Exercise goal: Without including any pictures, copy each entry below exactly.

Data provided:
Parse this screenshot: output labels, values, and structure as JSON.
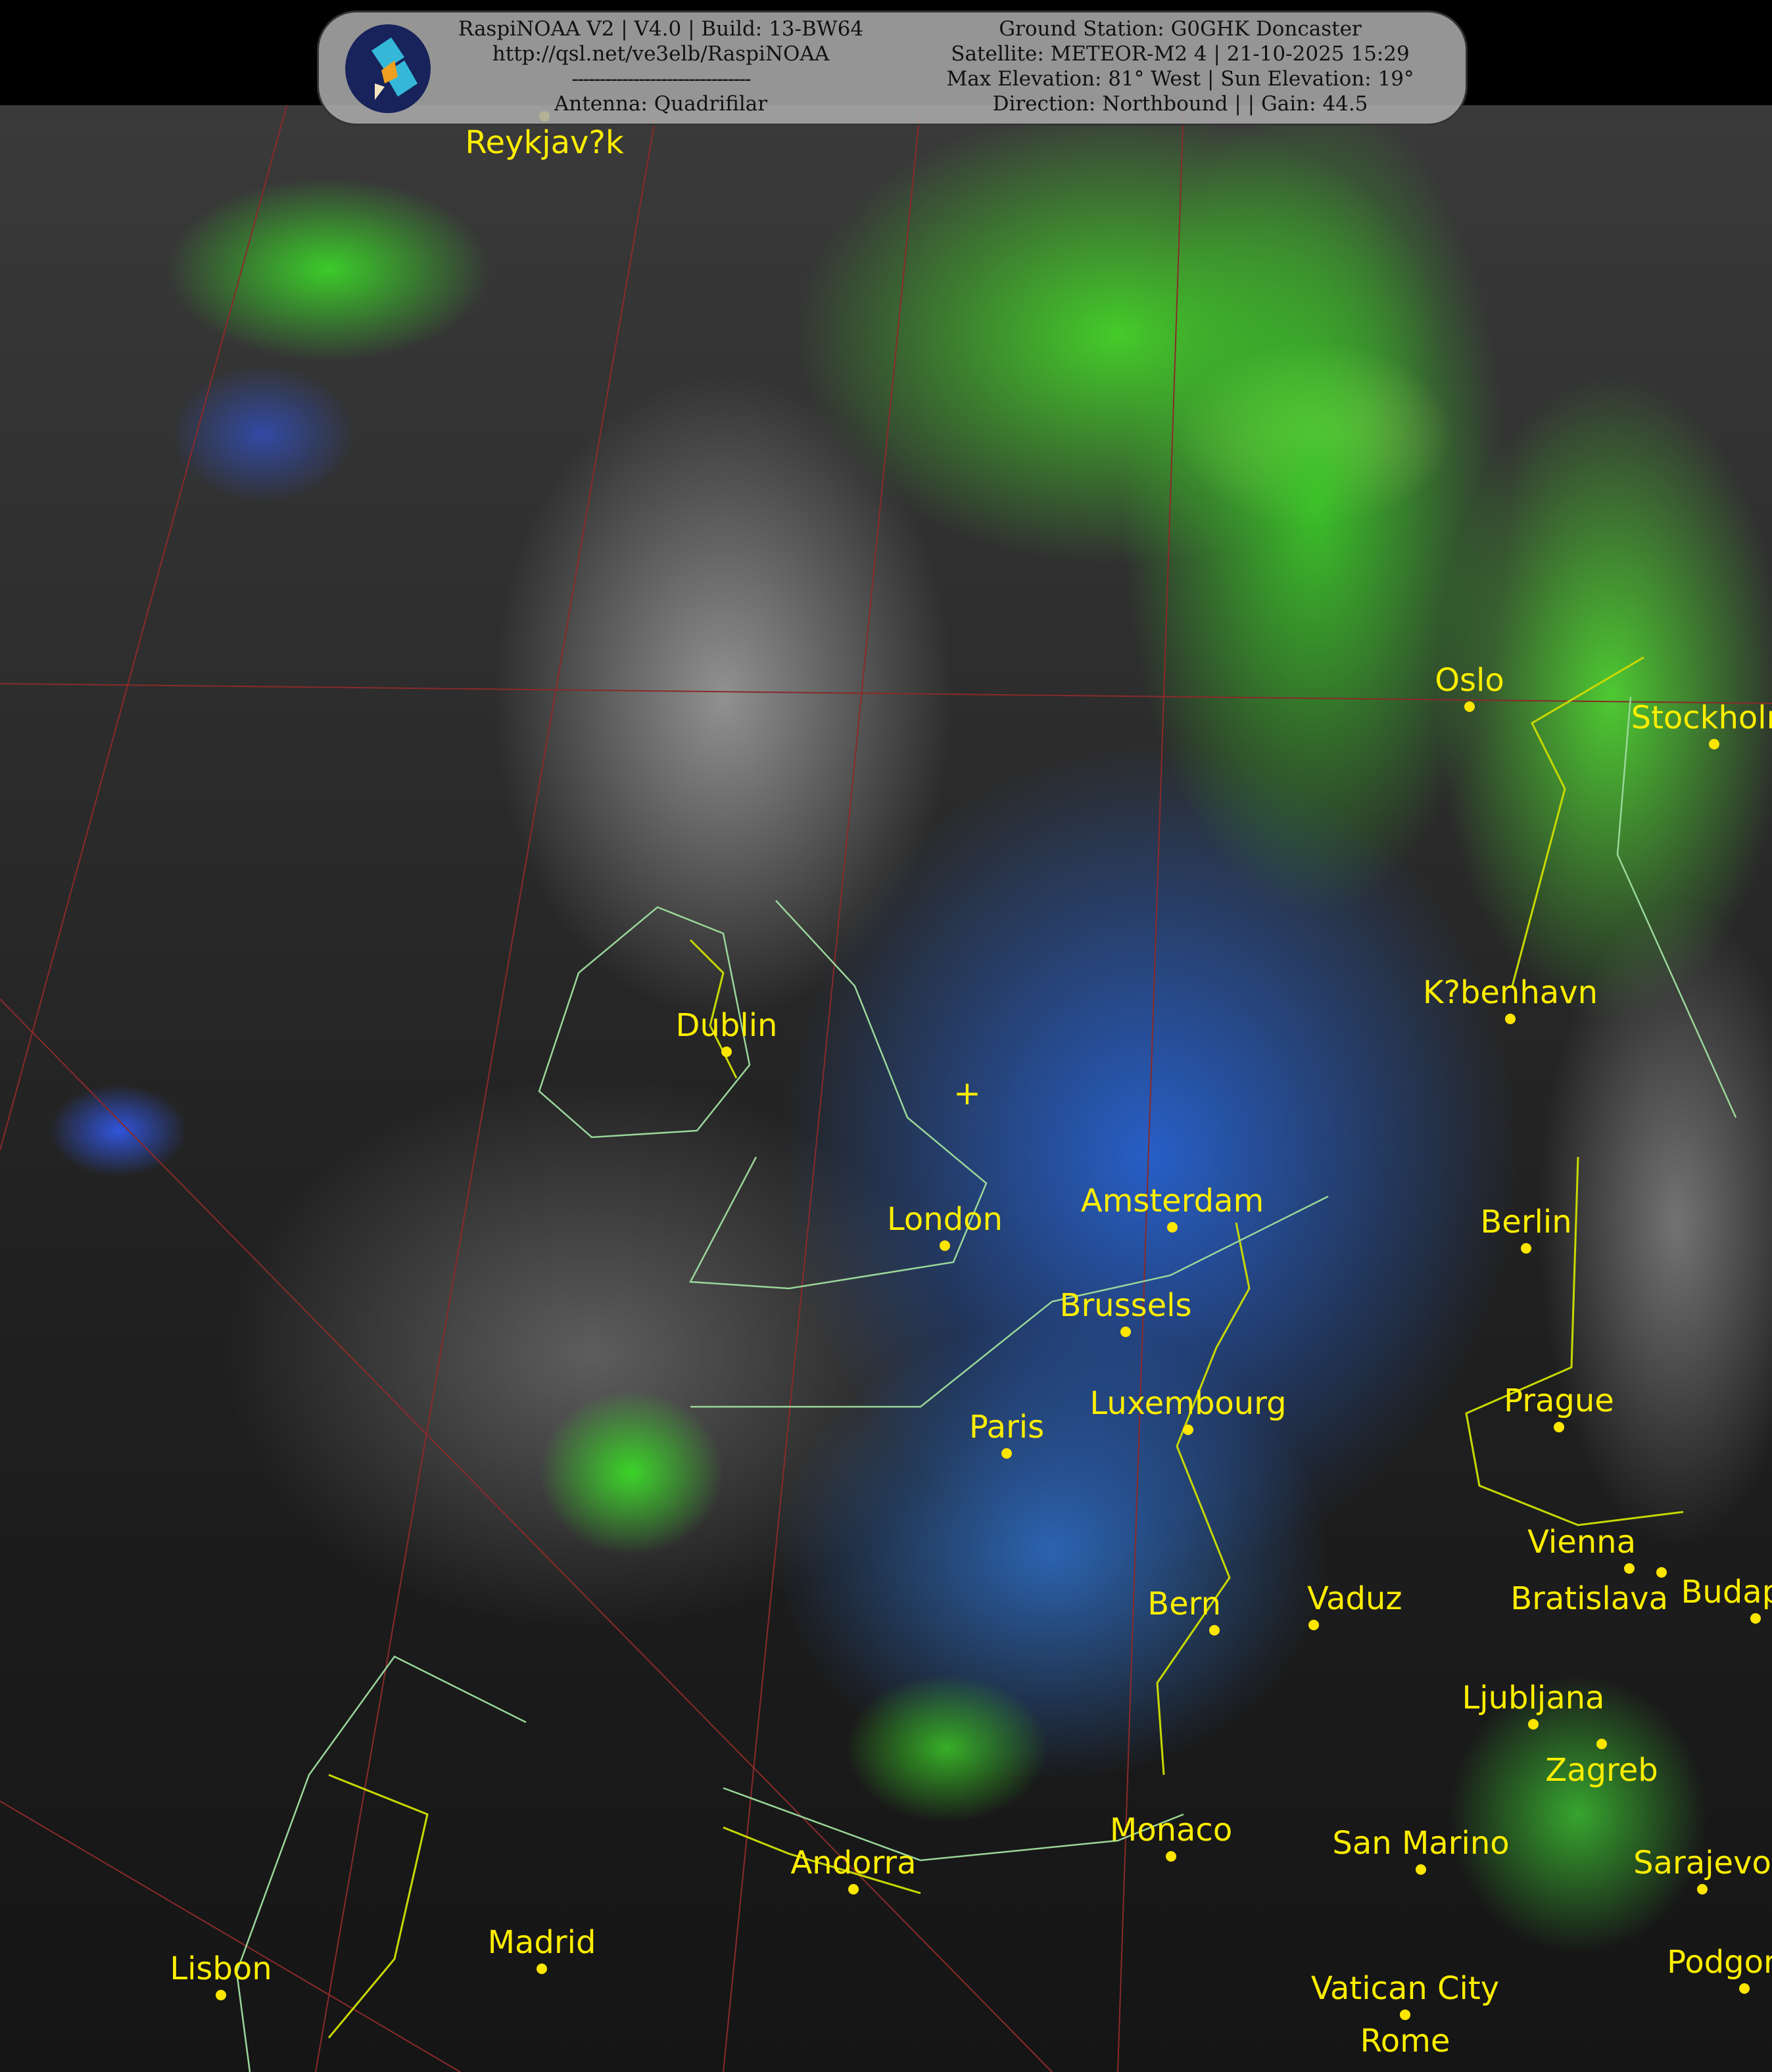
{
  "header": {
    "left_lines": [
      "RaspiNOAA V2 | V4.0 | Build: 13-BW64",
      "http://qsl.net/ve3elb/RaspiNOAA",
      "--------------------------------",
      "Antenna: Quadrifilar"
    ],
    "right_lines": [
      "Ground Station: G0GHK Doncaster",
      "Satellite: METEOR-M2 4 | 21-10-2025 15:29",
      "Max Elevation: 81° West | Sun Elevation: 19°",
      "Direction: Northbound | | Gain: 44.5"
    ],
    "logo_icon": "satellite-icon"
  },
  "cities": [
    "Reykjav?k",
    "Oslo",
    "Stockholm",
    "K?benhavn",
    "Dublin",
    "London",
    "Amsterdam",
    "Berlin",
    "Brussels",
    "Luxembourg",
    "Paris",
    "Prague",
    "Vienna",
    "Bratislava",
    "Budapest",
    "Bern",
    "Vaduz",
    "Ljubljana",
    "Zagreb",
    "Monaco",
    "San Marino",
    "Andorra",
    "Madrid",
    "Lisbon",
    "Vatican City",
    "Rome",
    "Sarajevo",
    "Podgorica"
  ],
  "colors": {
    "label": "#ffee00",
    "border": "#c8d800",
    "coast": "#9ad79a"
  }
}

Problem solution:
Parse this screenshot: output labels, values, and structure as JSON.
{
  "header": {
    "left_lines": [
      "RaspiNOAA V2 | V4.0 | Build: 13-BW64",
      "http://qsl.net/ve3elb/RaspiNOAA",
      "--------------------------------",
      "Antenna: Quadrifilar"
    ],
    "right_lines": [
      "Ground Station: G0GHK Doncaster",
      "Satellite: METEOR-M2 4 | 21-10-2025 15:29",
      "Max Elevation: 81° West | Sun Elevation: 19°",
      "Direction: Northbound | | Gain: 44.5"
    ],
    "logo_icon": "satellite-icon"
  },
  "cities": [
    "Reykjav?k",
    "Oslo",
    "Stockholm",
    "K?benhavn",
    "Dublin",
    "London",
    "Amsterdam",
    "Berlin",
    "Brussels",
    "Luxembourg",
    "Paris",
    "Prague",
    "Vienna",
    "Bratislava",
    "Budapest",
    "Bern",
    "Vaduz",
    "Ljubljana",
    "Zagreb",
    "Monaco",
    "San Marino",
    "Andorra",
    "Madrid",
    "Lisbon",
    "Vatican City",
    "Rome",
    "Sarajevo",
    "Podgorica"
  ],
  "colors": {
    "label": "#ffee00",
    "border": "#c8d800",
    "coast": "#9ad79a"
  }
}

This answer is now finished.